Task brief:
Return the listing below word for word.

Dataset rows:
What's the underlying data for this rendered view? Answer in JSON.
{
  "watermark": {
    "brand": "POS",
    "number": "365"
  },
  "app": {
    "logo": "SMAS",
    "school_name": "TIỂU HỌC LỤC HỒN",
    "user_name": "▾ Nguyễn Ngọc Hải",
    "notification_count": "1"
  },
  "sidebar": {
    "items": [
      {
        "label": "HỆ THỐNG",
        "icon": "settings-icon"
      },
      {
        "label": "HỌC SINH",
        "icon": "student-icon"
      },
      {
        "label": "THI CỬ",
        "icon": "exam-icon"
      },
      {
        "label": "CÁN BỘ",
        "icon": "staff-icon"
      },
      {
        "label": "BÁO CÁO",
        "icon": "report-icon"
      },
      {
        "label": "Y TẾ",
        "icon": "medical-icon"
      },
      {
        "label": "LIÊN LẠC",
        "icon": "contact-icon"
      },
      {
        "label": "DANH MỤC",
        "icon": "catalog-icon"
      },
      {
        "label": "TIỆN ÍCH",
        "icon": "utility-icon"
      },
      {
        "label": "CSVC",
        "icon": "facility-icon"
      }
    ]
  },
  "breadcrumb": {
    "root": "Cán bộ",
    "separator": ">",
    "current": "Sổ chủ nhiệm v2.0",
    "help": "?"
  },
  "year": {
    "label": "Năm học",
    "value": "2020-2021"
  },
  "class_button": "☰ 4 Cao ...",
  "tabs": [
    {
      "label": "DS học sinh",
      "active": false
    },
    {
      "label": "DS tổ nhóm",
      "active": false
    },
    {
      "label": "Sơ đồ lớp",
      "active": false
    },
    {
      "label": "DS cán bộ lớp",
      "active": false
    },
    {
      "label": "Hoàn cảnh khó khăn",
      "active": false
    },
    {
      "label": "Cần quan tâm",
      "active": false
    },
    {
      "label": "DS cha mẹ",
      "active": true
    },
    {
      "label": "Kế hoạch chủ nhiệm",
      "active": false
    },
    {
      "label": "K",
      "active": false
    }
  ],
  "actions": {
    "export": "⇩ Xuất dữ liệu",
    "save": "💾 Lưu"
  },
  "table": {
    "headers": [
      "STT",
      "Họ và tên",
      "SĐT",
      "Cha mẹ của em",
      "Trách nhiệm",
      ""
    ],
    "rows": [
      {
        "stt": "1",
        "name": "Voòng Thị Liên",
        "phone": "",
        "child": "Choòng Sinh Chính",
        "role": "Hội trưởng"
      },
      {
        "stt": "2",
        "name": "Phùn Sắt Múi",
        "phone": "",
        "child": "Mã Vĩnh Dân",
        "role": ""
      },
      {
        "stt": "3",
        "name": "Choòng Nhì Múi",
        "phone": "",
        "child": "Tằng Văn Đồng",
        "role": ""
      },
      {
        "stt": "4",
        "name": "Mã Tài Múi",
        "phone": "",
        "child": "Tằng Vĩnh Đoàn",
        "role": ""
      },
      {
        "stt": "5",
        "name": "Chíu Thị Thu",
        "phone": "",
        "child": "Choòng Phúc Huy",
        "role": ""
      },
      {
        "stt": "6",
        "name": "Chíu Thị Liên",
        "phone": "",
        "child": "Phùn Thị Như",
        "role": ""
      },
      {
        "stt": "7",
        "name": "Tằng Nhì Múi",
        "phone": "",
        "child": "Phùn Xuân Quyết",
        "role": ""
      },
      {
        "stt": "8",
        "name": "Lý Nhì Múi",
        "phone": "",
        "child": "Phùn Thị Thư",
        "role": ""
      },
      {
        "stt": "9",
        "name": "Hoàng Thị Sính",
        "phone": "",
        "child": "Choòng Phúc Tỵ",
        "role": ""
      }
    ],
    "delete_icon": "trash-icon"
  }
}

Result of this exercise:
What's the underlying data for this rendered view? Answer in JSON.
{
  "watermark": {
    "brand": "POS",
    "number": "365"
  },
  "app": {
    "logo": "SMAS",
    "school_name": "TIỂU HỌC LỤC HỒN",
    "user_name": "▾ Nguyễn Ngọc Hải",
    "notification_count": "1"
  },
  "sidebar": {
    "items": [
      {
        "label": "HỆ THỐNG",
        "icon": "settings-icon"
      },
      {
        "label": "HỌC SINH",
        "icon": "student-icon"
      },
      {
        "label": "THI CỬ",
        "icon": "exam-icon"
      },
      {
        "label": "CÁN BỘ",
        "icon": "staff-icon"
      },
      {
        "label": "BÁO CÁO",
        "icon": "report-icon"
      },
      {
        "label": "Y TẾ",
        "icon": "medical-icon"
      },
      {
        "label": "LIÊN LẠC",
        "icon": "contact-icon"
      },
      {
        "label": "DANH MỤC",
        "icon": "catalog-icon"
      },
      {
        "label": "TIỆN ÍCH",
        "icon": "utility-icon"
      },
      {
        "label": "CSVC",
        "icon": "facility-icon"
      }
    ]
  },
  "breadcrumb": {
    "root": "Cán bộ",
    "separator": ">",
    "current": "Sổ chủ nhiệm v2.0",
    "help": "?"
  },
  "year": {
    "label": "Năm học",
    "value": "2020-2021"
  },
  "class_button": "☰ 4 Cao ...",
  "tabs": [
    {
      "label": "DS học sinh",
      "active": false
    },
    {
      "label": "DS tổ nhóm",
      "active": false
    },
    {
      "label": "Sơ đồ lớp",
      "active": false
    },
    {
      "label": "DS cán bộ lớp",
      "active": false
    },
    {
      "label": "Hoàn cảnh khó khăn",
      "active": false
    },
    {
      "label": "Cần quan tâm",
      "active": false
    },
    {
      "label": "DS cha mẹ",
      "active": true
    },
    {
      "label": "Kế hoạch chủ nhiệm",
      "active": false
    },
    {
      "label": "K",
      "active": false
    }
  ],
  "actions": {
    "export": "⇩ Xuất dữ liệu",
    "save": "💾 Lưu"
  },
  "table": {
    "headers": [
      "STT",
      "Họ và tên",
      "SĐT",
      "Cha mẹ của em",
      "Trách nhiệm",
      ""
    ],
    "rows": [
      {
        "stt": "1",
        "name": "Voòng Thị Liên",
        "phone": "",
        "child": "Choòng Sinh Chính",
        "role": "Hội trưởng"
      },
      {
        "stt": "2",
        "name": "Phùn Sắt Múi",
        "phone": "",
        "child": "Mã Vĩnh Dân",
        "role": ""
      },
      {
        "stt": "3",
        "name": "Choòng Nhì Múi",
        "phone": "",
        "child": "Tằng Văn Đồng",
        "role": ""
      },
      {
        "stt": "4",
        "name": "Mã Tài Múi",
        "phone": "",
        "child": "Tằng Vĩnh Đoàn",
        "role": ""
      },
      {
        "stt": "5",
        "name": "Chíu Thị Thu",
        "phone": "",
        "child": "Choòng Phúc Huy",
        "role": ""
      },
      {
        "stt": "6",
        "name": "Chíu Thị Liên",
        "phone": "",
        "child": "Phùn Thị Như",
        "role": ""
      },
      {
        "stt": "7",
        "name": "Tằng Nhì Múi",
        "phone": "",
        "child": "Phùn Xuân Quyết",
        "role": ""
      },
      {
        "stt": "8",
        "name": "Lý Nhì Múi",
        "phone": "",
        "child": "Phùn Thị Thư",
        "role": ""
      },
      {
        "stt": "9",
        "name": "Hoàng Thị Sính",
        "phone": "",
        "child": "Choòng Phúc Tỵ",
        "role": ""
      }
    ],
    "delete_icon": "trash-icon"
  }
}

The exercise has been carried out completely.